[Text]:

---*---

Three layers, three method calls, three potential vtable / itable hits. The JIT's job is to prove the call site sees only one concrete type for each layer and to inline through all three. Two conditions help that:

  • Wire once, hold the chain in a final field. The composition root assembles the chain at startup; nothing rewrites it.
  • Same type profile everywhere. Don't reconfigure the chain per request, per thread, per anything. Identical profiles let the JIT collapse the whole tower.

When those conditions hold, three composition layers cost roughly one direct call. When they fail (per-request reconfiguration, megamorphic call sites), the cost grows linearly with depth. See optimize.md for the JMH numbers.


11. Anti-patterns and "fake composition"

Codebases that claim composition over inheritance but break the spirit:

  • The wrapper that forwards everything plus throws on one method. "Inheritance is bad" was internalized as "use composition", but the wrapper still violates LSP — it just sneaks past compile-time checks. See find-bug.md Bug 1.
  • The chain that nobody can read. Six decorators deep around one repository. The intent of the code is now distributed across six files, each one a one-line forward plus a snippet of cross-cutting logic. Composition was right; six layers was wrong.
  • The "composition" that's actually a stateful singleton. A class holds a static field of "the strategy" and changes it at runtime. That's not composition; that's a global with extra steps.
  • The anaemic domain. Data classes plus service classes plus no behaviour anywhere data lives. Composition strangled the model. (§8.)
  • The forwarder that drifts. A wrapper that was generated when the interface had 12 methods and now has 14. The two new methods silently fall through to Object's defaults or throw AbstractMethodError. Without an @Override on every forwarder, you don't get the compile error.

The honest test: would removing the wrapper change observable behaviour? If no, it's structural debt, not composition.

---*---

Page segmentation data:
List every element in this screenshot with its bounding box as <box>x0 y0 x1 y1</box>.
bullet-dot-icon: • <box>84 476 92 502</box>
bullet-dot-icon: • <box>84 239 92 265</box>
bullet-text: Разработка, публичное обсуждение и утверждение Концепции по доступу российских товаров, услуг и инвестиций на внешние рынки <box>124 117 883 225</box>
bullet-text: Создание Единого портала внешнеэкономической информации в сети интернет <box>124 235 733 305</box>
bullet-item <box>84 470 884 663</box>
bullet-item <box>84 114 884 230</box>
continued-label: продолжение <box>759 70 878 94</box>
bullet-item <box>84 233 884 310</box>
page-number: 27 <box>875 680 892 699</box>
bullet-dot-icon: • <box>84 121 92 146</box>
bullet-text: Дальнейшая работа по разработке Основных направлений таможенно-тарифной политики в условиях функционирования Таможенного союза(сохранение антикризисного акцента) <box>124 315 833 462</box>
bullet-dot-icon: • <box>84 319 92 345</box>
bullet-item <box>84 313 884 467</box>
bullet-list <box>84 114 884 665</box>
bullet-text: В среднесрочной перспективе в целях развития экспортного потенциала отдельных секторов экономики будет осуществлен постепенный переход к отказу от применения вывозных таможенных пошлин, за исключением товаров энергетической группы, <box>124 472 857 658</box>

---*---

[Exercise requirements]:
A. Please copy the stretch of the composition passage from "Codebases that claim" through "find-bug.md Bug 1.".
B. Name each anti-pattern that the composition passage lists under "Anti-patterns and "fake composition"", using its bold label.
C. According to the composition passage, why should the chain keep the same type profile everywhere instead of being reconfigured per request or per thread?

[Answers for the exercise]:
A.
Codebases that claim composition over inheritance but break the spirit:

  • The wrapper that forwards everything plus throws on one method. "Inheritance is bad" was internalized as "use composition", but the wrapper still violates LSP — it just sneaks past compile-time checks. See find-bug.md Bug 1.

B.
- The wrapper that forwards everything plus throws on one method.
- The chain that nobody can read.
- The "composition" that's actually a stateful singleton.
- The anaemic domain.
- The forwarder that drifts.

C. Identical type profiles let the JIT prove that each call site sees only one concrete type. It can then inline through every layer and collapse the whole tower, so three composition layers cost roughly one direct call. With per-request reconfiguration, the cost grows linearly with depth.